» **Dataset**:
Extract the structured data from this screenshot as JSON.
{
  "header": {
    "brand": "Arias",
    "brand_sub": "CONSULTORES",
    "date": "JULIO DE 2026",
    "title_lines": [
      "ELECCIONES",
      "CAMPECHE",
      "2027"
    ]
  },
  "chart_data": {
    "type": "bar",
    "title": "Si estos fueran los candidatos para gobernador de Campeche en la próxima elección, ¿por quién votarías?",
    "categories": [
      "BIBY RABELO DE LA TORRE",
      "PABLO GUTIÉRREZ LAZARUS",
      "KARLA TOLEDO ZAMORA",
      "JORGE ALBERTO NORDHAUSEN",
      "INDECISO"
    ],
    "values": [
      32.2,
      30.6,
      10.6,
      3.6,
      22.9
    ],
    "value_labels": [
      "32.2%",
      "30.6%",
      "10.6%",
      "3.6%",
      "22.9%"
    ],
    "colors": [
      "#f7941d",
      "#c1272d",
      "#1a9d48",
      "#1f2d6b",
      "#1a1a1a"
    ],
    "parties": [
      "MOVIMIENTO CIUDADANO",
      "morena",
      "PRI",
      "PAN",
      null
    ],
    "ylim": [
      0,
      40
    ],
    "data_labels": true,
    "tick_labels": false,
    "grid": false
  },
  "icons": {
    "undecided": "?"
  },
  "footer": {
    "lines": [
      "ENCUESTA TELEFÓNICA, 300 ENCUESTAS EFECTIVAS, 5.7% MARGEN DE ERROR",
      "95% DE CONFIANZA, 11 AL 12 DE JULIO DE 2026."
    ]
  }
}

» **Task**: Looking at the entries above, say how many lines contain the word "JULIO". Only the number is wanted.

» **Exercise result**: 2